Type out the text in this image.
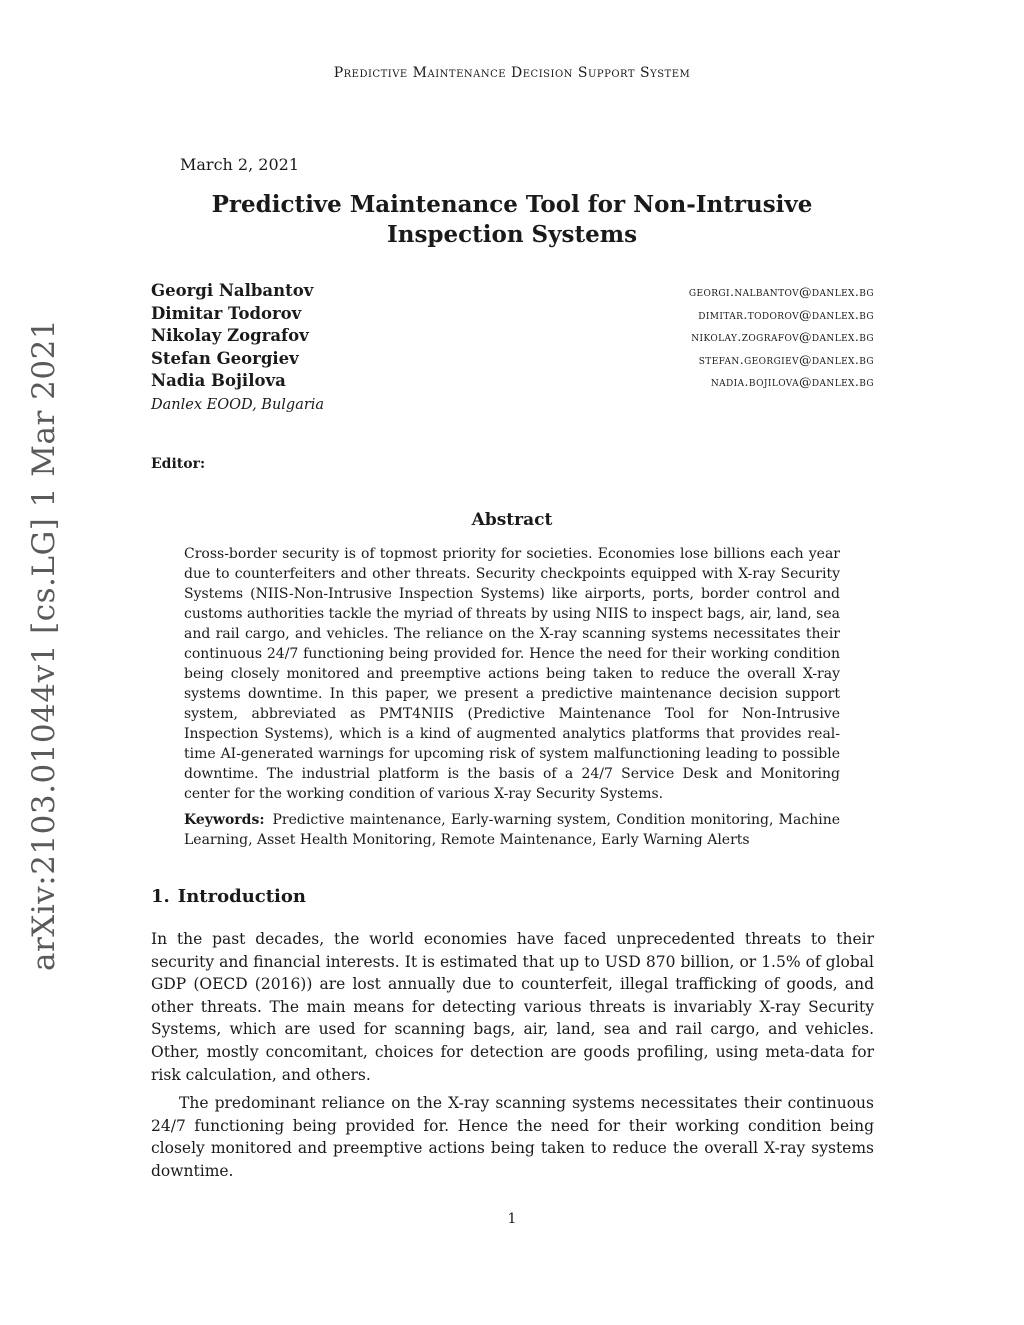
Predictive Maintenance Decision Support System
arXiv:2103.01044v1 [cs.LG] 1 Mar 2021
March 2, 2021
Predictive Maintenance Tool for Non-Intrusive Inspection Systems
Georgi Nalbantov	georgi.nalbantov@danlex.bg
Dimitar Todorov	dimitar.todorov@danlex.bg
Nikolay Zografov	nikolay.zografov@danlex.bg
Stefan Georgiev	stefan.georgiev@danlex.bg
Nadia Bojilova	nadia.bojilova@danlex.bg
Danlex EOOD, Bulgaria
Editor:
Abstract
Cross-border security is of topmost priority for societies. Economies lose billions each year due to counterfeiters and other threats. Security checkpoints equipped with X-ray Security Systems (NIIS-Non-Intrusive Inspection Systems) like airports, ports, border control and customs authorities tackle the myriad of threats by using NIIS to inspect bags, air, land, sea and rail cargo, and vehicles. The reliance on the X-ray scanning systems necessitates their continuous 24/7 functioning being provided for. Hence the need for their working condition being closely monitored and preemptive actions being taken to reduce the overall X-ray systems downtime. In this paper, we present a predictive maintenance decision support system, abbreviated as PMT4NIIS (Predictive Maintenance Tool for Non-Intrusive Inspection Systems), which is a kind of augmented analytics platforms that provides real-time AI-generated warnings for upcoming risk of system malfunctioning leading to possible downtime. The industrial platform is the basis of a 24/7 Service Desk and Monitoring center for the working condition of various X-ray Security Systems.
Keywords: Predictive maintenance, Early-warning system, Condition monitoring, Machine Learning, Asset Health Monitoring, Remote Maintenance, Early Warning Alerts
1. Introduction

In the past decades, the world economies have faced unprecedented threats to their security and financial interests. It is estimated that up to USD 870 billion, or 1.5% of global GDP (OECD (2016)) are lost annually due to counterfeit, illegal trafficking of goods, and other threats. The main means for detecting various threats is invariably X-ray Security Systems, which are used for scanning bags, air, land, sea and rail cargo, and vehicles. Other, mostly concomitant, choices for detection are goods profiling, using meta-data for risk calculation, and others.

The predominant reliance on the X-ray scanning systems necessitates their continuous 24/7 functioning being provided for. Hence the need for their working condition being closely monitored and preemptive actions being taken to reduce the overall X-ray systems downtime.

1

▶ **TO DO**
Transcribe the material as is, with images omitted.

▶ **RESPONSE TO THIS EXERCISE**
Type out the text in this image.
Predictive Maintenance Decision Support System
arXiv:2103.01044v1 [cs.LG] 1 Mar 2021
March 2, 2021
Predictive Maintenance Tool for Non-Intrusive Inspection Systems
Georgi Nalbantov	georgi.nalbantov@danlex.bg
Dimitar Todorov	dimitar.todorov@danlex.bg
Nikolay Zografov	nikolay.zografov@danlex.bg
Stefan Georgiev	stefan.georgiev@danlex.bg
Nadia Bojilova	nadia.bojilova@danlex.bg
Danlex EOOD, Bulgaria
Editor:
Abstract
Cross-border security is of topmost priority for societies. Economies lose billions each year due to counterfeiters and other threats. Security checkpoints equipped with X-ray Security Systems (NIIS-Non-Intrusive Inspection Systems) like airports, ports, border control and customs authorities tackle the myriad of threats by using NIIS to inspect bags, air, land, sea and rail cargo, and vehicles. The reliance on the X-ray scanning systems necessitates their continuous 24/7 functioning being provided for. Hence the need for their working condition being closely monitored and preemptive actions being taken to reduce the overall X-ray systems downtime. In this paper, we present a predictive maintenance decision support system, abbreviated as PMT4NIIS (Predictive Maintenance Tool for Non-Intrusive Inspection Systems), which is a kind of augmented analytics platforms that provides real-time AI-generated warnings for upcoming risk of system malfunctioning leading to possible downtime. The industrial platform is the basis of a 24/7 Service Desk and Monitoring center for the working condition of various X-ray Security Systems.
Keywords: Predictive maintenance, Early-warning system, Condition monitoring, Machine Learning, Asset Health Monitoring, Remote Maintenance, Early Warning Alerts
1. Introduction

In the past decades, the world economies have faced unprecedented threats to their security and financial interests. It is estimated that up to USD 870 billion, or 1.5% of global GDP (OECD (2016)) are lost annually due to counterfeit, illegal trafficking of goods, and other threats. The main means for detecting various threats is invariably X-ray Security Systems, which are used for scanning bags, air, land, sea and rail cargo, and vehicles. Other, mostly concomitant, choices for detection are goods profiling, using meta-data for risk calculation, and others.

The predominant reliance on the X-ray scanning systems necessitates their continuous 24/7 functioning being provided for. Hence the need for their working condition being closely monitored and preemptive actions being taken to reduce the overall X-ray systems downtime.

1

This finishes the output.